____ Document excerpt
MOST LIKELY UNLIKELY HIT

Owl City, Fireflies

No-one seems entirely sure why unknown act Owl City came from nowhere to top the Billboard Hot 100 in the States in November last year, least of all Adam Young, the modest young man from Minnesota who is Owl City. But that's a lot of people digging an otherwise unremarkable winsome electro pop song composed in his parents' basement. How it achieved that success is an easier question to answer – the usual YouTube and MySpace word-of-mouth might just have played a part in Fireflies' massive sleeper success to date. The track is out here in February, accompanied by a short tour (no Scottish dates though), with the album Ocean Eyes to follow in March.

LEAST AWAITED SEQUEL

Eminem, Relapse 2

Arguably would have been the year's most awaited sequel. But then we heard Relapse…

And finally, some new acts with Caledonian connections.
________
____ Provided information
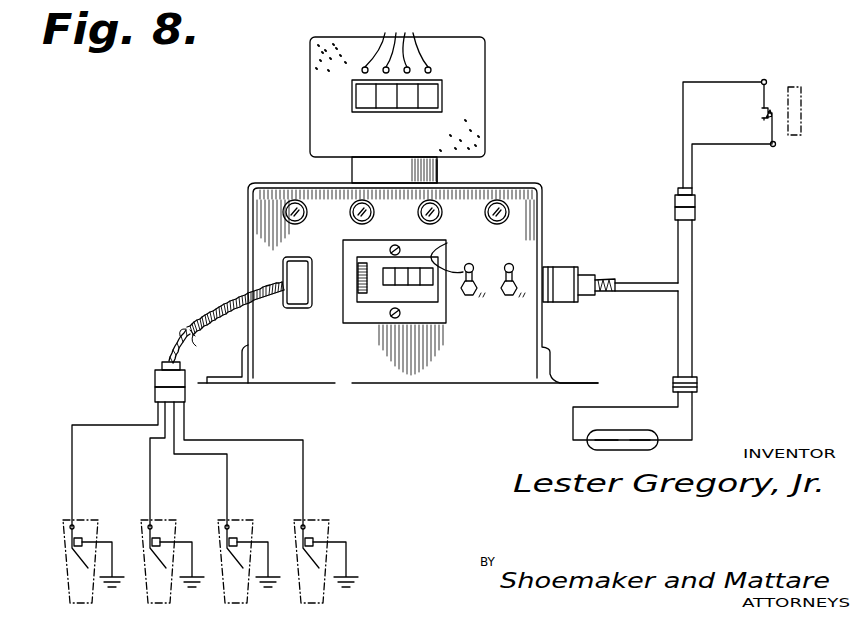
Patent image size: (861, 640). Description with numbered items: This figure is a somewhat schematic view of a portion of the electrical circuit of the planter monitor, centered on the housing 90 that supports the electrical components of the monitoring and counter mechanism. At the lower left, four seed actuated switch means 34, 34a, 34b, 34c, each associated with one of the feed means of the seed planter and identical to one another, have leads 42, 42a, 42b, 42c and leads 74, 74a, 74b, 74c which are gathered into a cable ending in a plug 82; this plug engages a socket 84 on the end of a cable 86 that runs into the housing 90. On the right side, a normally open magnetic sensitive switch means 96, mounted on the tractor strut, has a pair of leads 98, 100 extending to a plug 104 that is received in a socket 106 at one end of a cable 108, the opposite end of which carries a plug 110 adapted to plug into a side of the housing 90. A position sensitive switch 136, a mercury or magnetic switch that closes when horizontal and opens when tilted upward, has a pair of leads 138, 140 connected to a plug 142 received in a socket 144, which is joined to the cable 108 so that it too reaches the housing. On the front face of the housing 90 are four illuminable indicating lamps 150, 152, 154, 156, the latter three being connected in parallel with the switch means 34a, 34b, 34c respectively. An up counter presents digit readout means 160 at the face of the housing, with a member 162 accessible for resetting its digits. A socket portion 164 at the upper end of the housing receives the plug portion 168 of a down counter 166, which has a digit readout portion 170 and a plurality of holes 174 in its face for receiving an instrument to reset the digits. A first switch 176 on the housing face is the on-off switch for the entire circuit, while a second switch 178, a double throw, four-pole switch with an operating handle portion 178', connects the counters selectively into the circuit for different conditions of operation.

The seed actuated switch means 34 is at (80, 565).
The seed actuated switch means 34a is at (158, 570).
The seed actuated switch means 34b is at (235, 575).
The seed actuated switch means 34c is at (312, 575).
The lead 42 is at (72, 478).
The lead 42a is at (150, 494).
The lead 42b is at (227, 482).
The lead 42c is at (303, 478).
The lead 74 is at (105, 540).
The lead 74a is at (187, 540).
The lead 74b is at (265, 540).
The lead 74c is at (340, 540).
The plug 82 is at (180, 394).
The socket 84 is at (154, 378).
The cable 86 is at (212, 318).
The housing 90 is at (343, 386).
The magnetic sensitive switch means 96 is at (787, 84).
The lead 98 is at (700, 82).
The lead 100 is at (718, 145).
The plug 104 is at (697, 201).
The socket 106 is at (697, 213).
The cable 108 is at (606, 279).
The plug 110 is at (560, 270).
The position sensitive switch 136 is at (631, 429).
The lead 138 is at (573, 422).
The lead 140 is at (693, 425).
The plug 142 is at (697, 389).
The socket 144 is at (697, 379).
The indicating lamp 150 is at (296, 192).
The indicating lamp 152 is at (377, 212).
The indicating lamp 154 is at (449, 210).
The indicating lamp 156 is at (505, 203).
The digit readout means 160 is at (392, 302).
The member 162 is at (357, 276).
The socket portion 164 is at (440, 181).
The down counter 166 is at (488, 87).
The plug portion 168 is at (354, 168).
The digit readout portion 170 is at (350, 97).
The holes 174 is at (396, 42).
The first switch 176 is at (527, 297).
The second switch 178 is at (490, 259).
The operating handle portion 178' is at (458, 248).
________
### Exercise brief
Carry on the music roundup from its final sentence, which introduces some new acts with Caledonian connections.

### The reply
Scottish duo Electric Music AKA are now trading under the name Boo Hooray and release their classy new album, Haunted, on 25 January. Available on the same day is the self-titled debut from Erland & the Carnival, a psych-folk trio formed by ex-Verve guitarist Simon Tong, who take their name from their Orcadian vocalist Erland Cooper.

RM Hubbert, erstwhile member of Glaswegian post-rockers El Hombre Trajeado and now solo guitarist, "will play for food" round your house, if you book him, in support of his debut album, the flamenco-influenced First & Last, which is being sold on a pay-what-you-like basis.

Young jazz singer/pianist Jonathan Carr is a more mainstream proposition in the Jamie Cullum mould. He spent two years studying at Boston's prestigious Berklee College of Music but has now returned to his native Scotland and plays King Tut's in Glasgow with his nine-piece band on 9 January.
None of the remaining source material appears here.